Raw records:
* * * * * * * * *

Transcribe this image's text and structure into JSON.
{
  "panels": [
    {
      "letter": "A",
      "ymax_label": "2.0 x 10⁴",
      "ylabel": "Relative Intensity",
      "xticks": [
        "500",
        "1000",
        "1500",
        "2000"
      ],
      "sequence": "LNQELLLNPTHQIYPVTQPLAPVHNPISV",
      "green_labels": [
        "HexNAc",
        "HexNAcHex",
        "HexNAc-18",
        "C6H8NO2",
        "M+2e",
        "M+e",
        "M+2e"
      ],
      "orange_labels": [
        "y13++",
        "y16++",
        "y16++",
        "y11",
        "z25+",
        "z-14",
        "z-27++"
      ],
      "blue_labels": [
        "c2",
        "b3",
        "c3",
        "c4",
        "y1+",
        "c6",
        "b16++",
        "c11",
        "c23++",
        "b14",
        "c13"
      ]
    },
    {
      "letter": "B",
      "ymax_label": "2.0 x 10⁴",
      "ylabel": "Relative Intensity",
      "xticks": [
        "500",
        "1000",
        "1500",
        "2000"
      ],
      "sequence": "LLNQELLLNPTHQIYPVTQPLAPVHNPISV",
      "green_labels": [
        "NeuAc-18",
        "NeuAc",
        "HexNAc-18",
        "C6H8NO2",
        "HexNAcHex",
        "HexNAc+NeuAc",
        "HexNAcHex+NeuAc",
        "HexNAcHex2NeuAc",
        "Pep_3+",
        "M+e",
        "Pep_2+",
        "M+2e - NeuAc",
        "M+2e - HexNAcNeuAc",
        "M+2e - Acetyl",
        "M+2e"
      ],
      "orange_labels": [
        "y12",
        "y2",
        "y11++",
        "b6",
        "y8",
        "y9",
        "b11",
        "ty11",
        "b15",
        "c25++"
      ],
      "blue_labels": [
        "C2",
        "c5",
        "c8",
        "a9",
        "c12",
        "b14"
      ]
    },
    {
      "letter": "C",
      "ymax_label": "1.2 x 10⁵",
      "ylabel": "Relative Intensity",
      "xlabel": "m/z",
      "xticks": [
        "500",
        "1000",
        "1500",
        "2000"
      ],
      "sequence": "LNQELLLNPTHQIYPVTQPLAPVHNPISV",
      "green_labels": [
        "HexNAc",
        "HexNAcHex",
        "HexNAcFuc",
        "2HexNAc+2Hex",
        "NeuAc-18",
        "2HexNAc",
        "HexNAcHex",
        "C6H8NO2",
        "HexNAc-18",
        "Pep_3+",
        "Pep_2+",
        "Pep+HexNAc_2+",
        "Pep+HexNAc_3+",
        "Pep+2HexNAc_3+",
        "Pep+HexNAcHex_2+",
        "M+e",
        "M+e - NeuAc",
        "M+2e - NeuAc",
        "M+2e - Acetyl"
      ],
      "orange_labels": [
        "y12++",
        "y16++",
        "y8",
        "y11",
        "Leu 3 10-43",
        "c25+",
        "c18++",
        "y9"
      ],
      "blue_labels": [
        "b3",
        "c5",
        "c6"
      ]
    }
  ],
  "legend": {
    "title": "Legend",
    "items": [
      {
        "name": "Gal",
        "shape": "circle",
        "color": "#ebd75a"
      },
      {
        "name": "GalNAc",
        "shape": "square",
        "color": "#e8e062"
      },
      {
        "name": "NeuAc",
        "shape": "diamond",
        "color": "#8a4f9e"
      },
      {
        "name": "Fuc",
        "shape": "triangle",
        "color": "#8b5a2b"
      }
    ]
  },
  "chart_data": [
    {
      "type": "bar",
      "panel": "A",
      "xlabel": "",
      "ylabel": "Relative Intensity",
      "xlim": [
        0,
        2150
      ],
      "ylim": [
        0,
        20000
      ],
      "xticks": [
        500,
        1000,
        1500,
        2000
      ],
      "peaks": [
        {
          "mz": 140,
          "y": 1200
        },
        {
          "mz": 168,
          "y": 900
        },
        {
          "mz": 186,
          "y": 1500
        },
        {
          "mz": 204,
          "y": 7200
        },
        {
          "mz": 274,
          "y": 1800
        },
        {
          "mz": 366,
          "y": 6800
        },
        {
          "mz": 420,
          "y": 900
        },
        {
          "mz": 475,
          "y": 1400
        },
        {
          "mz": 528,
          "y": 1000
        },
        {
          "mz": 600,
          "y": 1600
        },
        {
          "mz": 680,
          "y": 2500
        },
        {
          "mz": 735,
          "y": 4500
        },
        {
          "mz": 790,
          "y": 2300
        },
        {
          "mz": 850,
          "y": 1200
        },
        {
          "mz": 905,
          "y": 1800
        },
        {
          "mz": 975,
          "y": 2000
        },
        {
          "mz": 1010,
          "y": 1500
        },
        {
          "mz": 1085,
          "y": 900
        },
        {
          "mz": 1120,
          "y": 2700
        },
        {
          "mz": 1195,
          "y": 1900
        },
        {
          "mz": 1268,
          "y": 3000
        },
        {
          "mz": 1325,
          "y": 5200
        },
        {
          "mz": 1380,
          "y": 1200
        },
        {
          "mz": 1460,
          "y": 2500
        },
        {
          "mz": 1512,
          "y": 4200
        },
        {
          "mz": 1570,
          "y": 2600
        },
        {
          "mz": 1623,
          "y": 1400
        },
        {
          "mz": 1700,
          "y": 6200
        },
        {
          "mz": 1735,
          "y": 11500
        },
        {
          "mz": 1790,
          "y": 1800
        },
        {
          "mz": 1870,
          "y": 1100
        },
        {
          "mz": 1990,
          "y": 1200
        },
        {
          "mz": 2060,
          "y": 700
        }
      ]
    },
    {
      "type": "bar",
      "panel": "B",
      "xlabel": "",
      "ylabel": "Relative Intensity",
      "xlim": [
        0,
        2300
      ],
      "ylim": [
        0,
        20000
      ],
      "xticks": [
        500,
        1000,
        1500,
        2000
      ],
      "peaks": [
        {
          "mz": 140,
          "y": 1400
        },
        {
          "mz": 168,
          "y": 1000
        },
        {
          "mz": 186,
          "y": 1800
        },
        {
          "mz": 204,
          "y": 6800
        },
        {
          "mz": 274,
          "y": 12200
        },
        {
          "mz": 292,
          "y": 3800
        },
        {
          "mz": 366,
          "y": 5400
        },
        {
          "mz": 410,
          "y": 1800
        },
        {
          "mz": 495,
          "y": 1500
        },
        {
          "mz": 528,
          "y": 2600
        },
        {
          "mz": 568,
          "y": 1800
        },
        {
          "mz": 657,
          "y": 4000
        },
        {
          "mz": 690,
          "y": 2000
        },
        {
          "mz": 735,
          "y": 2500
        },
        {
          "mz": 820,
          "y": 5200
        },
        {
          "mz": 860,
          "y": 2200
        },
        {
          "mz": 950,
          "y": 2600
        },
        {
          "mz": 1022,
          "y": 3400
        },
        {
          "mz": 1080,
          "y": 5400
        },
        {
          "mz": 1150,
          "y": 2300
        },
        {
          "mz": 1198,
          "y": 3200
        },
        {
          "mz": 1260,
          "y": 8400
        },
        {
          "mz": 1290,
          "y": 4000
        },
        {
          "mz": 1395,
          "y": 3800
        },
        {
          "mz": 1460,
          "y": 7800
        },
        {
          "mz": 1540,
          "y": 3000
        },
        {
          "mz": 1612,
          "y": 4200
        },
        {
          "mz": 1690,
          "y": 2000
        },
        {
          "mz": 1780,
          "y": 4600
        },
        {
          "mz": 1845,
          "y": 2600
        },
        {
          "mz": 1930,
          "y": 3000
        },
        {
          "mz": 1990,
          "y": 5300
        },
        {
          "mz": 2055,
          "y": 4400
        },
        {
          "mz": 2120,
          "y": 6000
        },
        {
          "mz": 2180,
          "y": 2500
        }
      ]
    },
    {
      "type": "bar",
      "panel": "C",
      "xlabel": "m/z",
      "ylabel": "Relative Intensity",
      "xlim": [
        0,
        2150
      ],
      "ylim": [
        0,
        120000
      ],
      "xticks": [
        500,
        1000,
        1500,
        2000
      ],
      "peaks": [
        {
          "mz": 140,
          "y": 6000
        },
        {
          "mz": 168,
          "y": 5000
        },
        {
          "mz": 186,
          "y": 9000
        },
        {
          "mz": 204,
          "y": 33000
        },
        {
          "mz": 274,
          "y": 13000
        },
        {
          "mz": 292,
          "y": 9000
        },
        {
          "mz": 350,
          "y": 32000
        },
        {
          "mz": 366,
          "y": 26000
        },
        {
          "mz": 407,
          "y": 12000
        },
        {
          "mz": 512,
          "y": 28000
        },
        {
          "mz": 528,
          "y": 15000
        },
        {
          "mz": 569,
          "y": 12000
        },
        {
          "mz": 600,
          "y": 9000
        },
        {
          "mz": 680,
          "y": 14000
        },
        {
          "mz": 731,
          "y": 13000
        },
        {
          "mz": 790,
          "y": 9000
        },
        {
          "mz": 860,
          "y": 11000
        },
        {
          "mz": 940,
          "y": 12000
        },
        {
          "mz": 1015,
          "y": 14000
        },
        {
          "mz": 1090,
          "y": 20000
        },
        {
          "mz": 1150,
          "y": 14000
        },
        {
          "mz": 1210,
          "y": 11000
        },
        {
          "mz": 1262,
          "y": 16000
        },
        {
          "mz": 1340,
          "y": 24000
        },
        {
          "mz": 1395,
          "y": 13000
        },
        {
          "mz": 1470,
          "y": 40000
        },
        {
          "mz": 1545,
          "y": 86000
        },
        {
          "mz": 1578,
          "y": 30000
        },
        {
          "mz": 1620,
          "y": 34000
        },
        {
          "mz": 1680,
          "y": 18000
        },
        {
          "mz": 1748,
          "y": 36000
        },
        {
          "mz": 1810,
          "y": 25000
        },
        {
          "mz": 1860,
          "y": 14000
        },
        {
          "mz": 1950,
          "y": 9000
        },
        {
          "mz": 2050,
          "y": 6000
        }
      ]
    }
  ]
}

* * * * * * * * *

## Task description
From the entries above, collect every line with the string "shape" in it.

## Finished exercise
        "shape": "circle",
        "shape": "square",
        "shape": "diamond",
        "shape": "triangle",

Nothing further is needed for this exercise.